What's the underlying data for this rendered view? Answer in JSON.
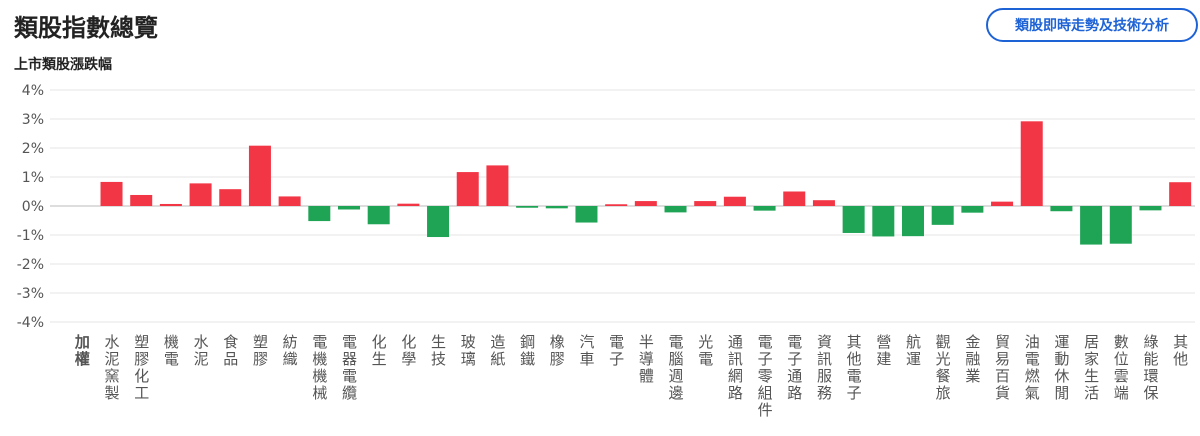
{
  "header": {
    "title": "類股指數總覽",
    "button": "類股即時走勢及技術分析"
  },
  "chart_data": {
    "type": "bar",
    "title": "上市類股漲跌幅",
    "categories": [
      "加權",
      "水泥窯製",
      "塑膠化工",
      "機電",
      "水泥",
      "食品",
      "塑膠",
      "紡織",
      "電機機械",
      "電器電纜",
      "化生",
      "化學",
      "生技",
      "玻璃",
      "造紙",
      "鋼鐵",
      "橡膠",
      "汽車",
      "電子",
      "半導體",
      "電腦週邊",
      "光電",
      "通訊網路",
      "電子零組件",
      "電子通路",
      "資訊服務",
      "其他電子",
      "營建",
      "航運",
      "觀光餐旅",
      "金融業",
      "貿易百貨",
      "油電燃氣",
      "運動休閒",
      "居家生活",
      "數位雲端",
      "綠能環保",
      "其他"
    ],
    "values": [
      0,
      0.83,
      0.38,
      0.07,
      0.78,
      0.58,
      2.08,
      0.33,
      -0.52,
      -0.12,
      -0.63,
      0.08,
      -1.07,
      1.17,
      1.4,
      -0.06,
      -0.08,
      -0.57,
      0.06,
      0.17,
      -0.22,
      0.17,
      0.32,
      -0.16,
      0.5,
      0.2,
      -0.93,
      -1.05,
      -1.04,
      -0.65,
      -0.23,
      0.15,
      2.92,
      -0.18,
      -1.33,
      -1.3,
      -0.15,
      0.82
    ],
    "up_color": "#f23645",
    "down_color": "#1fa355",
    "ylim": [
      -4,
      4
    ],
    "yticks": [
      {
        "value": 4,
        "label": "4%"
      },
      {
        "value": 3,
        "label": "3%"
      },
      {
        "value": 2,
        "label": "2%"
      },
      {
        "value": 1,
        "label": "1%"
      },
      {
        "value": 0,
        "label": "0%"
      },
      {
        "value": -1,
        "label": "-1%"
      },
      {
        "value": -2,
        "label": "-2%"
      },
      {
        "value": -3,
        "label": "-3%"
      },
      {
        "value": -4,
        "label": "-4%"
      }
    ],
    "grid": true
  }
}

☆ ☆ ☆ ☆ ☆

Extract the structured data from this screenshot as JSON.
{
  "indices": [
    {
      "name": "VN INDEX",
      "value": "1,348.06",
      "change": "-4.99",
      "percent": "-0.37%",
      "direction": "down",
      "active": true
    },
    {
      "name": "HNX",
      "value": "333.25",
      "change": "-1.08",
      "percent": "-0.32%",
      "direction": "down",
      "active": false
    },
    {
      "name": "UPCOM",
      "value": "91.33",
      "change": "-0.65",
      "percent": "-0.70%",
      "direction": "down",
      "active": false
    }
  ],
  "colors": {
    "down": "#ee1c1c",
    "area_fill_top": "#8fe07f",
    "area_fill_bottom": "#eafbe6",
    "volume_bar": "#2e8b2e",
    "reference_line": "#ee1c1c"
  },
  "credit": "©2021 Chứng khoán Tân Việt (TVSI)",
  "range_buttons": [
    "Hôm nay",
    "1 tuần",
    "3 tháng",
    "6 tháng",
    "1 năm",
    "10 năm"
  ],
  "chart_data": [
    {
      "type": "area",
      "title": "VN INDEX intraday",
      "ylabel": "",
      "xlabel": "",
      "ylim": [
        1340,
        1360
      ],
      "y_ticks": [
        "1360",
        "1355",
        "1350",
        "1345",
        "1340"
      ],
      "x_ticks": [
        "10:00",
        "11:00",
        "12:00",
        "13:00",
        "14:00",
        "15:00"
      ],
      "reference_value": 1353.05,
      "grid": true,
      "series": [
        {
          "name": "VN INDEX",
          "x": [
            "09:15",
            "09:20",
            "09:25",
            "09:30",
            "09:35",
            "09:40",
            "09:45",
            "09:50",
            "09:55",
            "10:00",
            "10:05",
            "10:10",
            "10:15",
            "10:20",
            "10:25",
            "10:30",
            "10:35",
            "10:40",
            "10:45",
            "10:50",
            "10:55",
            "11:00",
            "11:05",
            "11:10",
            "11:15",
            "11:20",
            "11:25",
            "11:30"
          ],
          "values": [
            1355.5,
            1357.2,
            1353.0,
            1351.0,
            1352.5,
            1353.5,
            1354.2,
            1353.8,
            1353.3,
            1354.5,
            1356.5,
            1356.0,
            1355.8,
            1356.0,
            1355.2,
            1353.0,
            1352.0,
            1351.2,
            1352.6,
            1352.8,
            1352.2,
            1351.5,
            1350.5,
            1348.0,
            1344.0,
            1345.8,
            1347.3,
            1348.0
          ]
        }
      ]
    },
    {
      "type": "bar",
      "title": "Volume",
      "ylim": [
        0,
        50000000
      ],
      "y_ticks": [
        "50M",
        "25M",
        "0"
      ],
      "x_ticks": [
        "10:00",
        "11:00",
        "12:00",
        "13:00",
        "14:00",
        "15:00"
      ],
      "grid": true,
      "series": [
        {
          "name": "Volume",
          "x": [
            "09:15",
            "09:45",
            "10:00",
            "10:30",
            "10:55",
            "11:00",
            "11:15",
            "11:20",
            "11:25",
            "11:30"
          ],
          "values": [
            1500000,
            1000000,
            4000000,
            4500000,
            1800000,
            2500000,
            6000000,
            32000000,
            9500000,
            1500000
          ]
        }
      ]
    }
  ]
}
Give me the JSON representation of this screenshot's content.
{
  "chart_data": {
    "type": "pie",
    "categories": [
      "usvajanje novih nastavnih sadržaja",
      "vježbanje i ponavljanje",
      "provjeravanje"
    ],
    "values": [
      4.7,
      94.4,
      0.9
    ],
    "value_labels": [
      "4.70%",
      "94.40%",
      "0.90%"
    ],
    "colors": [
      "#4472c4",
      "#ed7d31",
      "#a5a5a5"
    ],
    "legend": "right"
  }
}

☆ ☆ ☆ ☆ ☆

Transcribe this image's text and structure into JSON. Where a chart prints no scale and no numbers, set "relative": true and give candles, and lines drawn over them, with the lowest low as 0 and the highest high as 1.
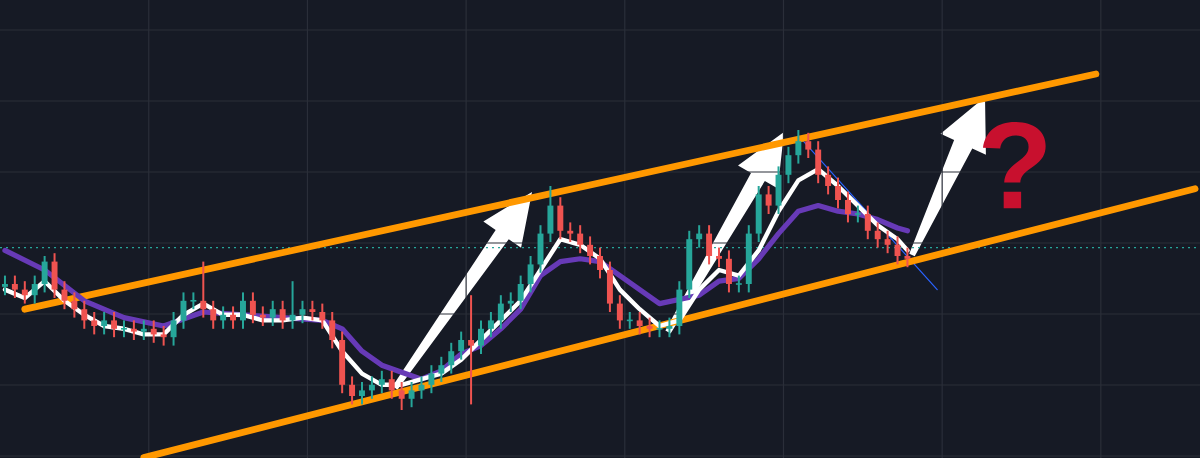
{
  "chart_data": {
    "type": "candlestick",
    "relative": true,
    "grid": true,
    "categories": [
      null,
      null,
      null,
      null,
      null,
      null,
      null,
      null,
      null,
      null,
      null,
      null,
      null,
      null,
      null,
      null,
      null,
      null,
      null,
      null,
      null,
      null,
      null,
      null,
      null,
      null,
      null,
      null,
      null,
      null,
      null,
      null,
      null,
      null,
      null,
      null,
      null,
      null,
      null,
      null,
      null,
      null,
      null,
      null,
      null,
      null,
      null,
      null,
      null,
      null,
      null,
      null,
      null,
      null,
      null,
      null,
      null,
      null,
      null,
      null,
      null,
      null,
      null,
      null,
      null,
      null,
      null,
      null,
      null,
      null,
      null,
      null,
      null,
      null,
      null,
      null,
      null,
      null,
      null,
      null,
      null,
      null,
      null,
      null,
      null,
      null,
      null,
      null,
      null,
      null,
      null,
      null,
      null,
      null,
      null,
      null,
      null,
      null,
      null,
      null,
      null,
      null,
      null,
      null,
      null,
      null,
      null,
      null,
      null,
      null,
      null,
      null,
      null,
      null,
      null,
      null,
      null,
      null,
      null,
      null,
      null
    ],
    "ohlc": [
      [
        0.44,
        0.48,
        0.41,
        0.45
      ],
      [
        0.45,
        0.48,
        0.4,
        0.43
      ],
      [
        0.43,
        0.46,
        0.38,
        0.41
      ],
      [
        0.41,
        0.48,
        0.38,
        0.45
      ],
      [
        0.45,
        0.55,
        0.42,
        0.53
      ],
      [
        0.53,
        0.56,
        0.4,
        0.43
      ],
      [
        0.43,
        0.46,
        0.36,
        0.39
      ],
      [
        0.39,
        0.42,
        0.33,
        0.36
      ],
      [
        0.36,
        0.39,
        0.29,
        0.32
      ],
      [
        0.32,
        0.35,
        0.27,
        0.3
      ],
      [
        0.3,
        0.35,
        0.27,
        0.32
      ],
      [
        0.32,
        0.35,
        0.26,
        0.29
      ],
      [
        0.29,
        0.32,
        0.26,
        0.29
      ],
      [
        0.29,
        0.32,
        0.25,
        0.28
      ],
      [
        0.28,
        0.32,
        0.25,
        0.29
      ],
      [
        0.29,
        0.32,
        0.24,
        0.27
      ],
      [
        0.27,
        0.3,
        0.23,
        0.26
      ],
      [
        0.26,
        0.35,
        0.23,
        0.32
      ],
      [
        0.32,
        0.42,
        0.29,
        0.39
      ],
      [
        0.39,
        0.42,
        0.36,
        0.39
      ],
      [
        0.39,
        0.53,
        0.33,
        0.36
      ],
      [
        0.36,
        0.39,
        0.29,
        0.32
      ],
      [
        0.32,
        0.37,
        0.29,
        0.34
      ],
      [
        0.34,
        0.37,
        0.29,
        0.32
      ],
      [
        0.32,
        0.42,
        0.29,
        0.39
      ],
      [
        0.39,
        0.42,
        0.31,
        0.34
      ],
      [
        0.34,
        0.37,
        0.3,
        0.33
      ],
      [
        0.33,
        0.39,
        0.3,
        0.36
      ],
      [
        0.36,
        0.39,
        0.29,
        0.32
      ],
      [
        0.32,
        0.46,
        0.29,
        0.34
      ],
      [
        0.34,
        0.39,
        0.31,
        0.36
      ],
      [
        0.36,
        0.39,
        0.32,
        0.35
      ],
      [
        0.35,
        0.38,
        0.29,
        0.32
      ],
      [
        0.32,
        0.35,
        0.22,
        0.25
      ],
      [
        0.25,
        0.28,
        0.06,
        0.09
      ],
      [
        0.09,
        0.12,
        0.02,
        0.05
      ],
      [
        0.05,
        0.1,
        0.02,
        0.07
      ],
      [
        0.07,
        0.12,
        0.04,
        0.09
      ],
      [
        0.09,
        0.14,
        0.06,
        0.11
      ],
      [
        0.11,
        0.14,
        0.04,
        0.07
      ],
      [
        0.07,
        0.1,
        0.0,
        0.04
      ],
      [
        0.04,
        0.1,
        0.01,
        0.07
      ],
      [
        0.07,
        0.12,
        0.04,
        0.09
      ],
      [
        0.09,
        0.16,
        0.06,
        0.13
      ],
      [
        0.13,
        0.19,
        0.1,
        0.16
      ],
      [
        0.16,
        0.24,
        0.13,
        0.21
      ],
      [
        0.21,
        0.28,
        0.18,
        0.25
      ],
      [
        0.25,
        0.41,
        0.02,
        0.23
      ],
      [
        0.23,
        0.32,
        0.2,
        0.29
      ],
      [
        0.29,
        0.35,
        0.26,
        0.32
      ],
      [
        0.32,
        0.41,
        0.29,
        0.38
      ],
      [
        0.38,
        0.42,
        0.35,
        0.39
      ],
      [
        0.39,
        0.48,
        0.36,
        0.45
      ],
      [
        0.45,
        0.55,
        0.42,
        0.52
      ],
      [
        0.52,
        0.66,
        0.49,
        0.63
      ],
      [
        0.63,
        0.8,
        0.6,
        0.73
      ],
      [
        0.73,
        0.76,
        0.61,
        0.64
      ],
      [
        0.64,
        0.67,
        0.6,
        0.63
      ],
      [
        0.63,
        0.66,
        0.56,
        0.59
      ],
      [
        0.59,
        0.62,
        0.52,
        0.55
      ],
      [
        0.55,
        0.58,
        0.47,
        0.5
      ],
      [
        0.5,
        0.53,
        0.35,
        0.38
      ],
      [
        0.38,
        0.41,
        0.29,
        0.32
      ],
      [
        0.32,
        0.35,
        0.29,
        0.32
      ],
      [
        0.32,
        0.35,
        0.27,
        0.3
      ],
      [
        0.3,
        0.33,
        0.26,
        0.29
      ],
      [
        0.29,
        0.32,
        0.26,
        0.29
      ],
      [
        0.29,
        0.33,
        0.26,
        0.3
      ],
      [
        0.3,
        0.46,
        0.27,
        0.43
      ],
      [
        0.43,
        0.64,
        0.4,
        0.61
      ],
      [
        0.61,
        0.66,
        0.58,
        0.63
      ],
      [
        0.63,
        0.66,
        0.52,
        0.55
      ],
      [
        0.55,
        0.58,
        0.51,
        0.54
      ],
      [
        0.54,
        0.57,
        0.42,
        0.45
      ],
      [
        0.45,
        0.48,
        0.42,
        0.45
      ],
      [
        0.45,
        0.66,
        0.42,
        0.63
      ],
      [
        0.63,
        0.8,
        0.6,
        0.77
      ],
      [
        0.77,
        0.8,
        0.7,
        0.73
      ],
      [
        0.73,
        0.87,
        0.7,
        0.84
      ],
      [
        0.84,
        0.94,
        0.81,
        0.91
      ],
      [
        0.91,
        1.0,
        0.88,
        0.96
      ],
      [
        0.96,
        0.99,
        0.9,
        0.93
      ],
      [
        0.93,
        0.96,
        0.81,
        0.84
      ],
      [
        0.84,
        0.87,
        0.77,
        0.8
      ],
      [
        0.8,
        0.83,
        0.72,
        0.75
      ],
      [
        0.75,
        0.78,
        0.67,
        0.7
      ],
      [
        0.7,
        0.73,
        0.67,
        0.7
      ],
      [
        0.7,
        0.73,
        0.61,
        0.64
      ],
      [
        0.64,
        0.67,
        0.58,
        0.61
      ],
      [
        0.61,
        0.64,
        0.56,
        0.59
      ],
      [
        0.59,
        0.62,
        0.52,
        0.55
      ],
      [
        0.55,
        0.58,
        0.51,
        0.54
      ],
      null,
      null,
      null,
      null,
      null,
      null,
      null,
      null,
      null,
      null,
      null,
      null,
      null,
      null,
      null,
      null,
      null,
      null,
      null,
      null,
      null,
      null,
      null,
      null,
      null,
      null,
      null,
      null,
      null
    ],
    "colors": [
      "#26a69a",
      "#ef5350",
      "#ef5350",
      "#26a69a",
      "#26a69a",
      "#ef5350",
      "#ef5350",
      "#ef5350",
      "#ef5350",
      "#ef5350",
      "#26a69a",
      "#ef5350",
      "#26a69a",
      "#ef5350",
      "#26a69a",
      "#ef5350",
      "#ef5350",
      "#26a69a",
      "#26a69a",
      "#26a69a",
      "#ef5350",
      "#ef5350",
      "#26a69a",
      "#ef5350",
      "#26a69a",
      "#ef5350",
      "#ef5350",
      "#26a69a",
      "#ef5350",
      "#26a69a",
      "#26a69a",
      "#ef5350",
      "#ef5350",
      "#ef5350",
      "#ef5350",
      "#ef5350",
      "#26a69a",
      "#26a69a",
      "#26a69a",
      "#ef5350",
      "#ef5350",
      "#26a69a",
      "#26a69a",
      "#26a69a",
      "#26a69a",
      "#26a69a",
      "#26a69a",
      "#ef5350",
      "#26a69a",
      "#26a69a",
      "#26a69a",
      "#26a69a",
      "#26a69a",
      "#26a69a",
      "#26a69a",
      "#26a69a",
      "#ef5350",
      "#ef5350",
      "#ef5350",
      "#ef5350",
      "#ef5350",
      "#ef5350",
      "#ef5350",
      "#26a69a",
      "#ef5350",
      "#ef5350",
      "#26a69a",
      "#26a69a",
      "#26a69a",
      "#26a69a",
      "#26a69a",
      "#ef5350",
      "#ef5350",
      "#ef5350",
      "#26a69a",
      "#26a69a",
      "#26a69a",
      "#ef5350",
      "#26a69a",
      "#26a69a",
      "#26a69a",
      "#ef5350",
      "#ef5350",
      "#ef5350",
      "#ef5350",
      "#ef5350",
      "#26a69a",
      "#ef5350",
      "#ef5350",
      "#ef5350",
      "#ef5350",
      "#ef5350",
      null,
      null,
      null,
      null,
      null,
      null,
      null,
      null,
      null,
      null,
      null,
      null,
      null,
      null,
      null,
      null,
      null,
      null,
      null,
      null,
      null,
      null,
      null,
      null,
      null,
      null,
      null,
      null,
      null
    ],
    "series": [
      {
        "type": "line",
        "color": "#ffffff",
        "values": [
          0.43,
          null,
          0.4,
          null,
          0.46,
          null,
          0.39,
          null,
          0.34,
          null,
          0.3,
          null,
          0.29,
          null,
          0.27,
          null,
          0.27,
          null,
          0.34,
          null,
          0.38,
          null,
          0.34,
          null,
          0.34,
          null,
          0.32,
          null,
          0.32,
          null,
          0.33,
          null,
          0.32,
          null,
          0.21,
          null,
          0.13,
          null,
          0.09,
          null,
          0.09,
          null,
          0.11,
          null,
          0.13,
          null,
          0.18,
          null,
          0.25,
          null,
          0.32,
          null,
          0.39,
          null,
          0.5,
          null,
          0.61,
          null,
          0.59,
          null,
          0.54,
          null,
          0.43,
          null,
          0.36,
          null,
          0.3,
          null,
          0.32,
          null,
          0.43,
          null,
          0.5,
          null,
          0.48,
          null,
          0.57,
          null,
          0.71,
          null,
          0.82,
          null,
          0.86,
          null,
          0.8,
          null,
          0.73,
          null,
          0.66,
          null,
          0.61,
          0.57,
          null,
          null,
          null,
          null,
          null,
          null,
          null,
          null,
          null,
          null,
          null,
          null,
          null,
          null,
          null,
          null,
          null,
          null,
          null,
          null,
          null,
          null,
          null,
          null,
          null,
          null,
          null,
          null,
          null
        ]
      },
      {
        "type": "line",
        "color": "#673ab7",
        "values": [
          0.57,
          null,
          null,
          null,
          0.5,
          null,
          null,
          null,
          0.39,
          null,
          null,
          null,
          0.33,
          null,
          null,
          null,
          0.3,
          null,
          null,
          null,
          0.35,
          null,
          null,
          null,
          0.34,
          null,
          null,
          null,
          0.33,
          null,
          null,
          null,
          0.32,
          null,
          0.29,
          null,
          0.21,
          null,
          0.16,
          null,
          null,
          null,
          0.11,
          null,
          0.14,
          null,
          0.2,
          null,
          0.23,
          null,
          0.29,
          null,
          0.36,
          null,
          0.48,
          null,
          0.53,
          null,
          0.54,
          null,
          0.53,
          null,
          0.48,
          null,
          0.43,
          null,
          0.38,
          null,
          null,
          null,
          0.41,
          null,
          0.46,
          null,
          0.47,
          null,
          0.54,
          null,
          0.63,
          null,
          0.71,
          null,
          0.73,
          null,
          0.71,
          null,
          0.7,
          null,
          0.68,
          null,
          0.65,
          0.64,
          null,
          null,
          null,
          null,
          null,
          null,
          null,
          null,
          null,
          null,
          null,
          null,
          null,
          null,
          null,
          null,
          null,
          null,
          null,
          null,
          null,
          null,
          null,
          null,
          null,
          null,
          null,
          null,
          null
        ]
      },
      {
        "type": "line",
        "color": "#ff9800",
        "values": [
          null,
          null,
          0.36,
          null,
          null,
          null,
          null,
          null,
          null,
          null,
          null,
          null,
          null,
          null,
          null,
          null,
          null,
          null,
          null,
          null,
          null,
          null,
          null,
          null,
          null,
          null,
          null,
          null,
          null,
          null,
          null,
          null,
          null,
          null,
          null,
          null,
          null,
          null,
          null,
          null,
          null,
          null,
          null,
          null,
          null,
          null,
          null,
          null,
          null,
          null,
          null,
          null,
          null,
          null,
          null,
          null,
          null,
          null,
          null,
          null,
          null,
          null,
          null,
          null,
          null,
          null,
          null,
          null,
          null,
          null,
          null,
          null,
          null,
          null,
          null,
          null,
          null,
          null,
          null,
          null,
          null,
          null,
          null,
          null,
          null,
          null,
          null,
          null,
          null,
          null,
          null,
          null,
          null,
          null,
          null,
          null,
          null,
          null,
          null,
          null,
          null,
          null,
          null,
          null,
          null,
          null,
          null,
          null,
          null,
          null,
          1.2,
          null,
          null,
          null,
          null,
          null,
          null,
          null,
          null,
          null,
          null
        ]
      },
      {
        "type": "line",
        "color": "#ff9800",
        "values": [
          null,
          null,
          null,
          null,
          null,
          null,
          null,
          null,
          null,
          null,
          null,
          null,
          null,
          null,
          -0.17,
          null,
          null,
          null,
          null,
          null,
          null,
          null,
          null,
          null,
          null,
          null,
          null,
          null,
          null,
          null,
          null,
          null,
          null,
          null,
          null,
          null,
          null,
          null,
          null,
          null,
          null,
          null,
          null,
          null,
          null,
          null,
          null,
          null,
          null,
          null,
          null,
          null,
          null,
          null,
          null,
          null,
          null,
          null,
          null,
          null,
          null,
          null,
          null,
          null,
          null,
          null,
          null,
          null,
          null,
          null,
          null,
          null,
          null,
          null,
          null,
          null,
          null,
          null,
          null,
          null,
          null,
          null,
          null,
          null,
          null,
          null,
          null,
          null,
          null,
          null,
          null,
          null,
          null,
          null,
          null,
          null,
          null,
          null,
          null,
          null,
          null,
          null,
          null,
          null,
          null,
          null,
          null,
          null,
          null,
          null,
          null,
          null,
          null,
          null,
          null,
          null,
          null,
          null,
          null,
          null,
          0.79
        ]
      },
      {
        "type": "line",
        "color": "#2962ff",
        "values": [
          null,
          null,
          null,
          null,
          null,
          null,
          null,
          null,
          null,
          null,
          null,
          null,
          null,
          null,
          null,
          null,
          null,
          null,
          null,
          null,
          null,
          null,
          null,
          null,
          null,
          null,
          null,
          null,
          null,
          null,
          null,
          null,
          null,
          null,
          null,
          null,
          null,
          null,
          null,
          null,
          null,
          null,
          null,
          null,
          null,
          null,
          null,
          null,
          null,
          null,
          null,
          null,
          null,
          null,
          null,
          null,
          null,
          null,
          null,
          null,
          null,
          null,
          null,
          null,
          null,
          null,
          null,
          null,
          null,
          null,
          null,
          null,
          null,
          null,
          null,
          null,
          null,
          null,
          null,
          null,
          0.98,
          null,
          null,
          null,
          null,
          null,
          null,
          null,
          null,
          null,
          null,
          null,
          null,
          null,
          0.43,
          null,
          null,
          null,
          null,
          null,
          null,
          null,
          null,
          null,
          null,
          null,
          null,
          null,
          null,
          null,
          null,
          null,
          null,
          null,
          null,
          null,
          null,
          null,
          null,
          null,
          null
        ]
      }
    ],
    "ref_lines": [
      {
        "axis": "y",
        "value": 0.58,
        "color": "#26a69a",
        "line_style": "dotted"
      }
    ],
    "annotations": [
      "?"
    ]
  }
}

☆ ☆ ☆ ☆ ☆

▸ Exercise brief: Filter the listing for the word "percent" and copy every line that holds it.

▸ Answer in full:
      "percent": "-0.37%",
      "percent": "-0.32%",
      "percent": "-0.70%",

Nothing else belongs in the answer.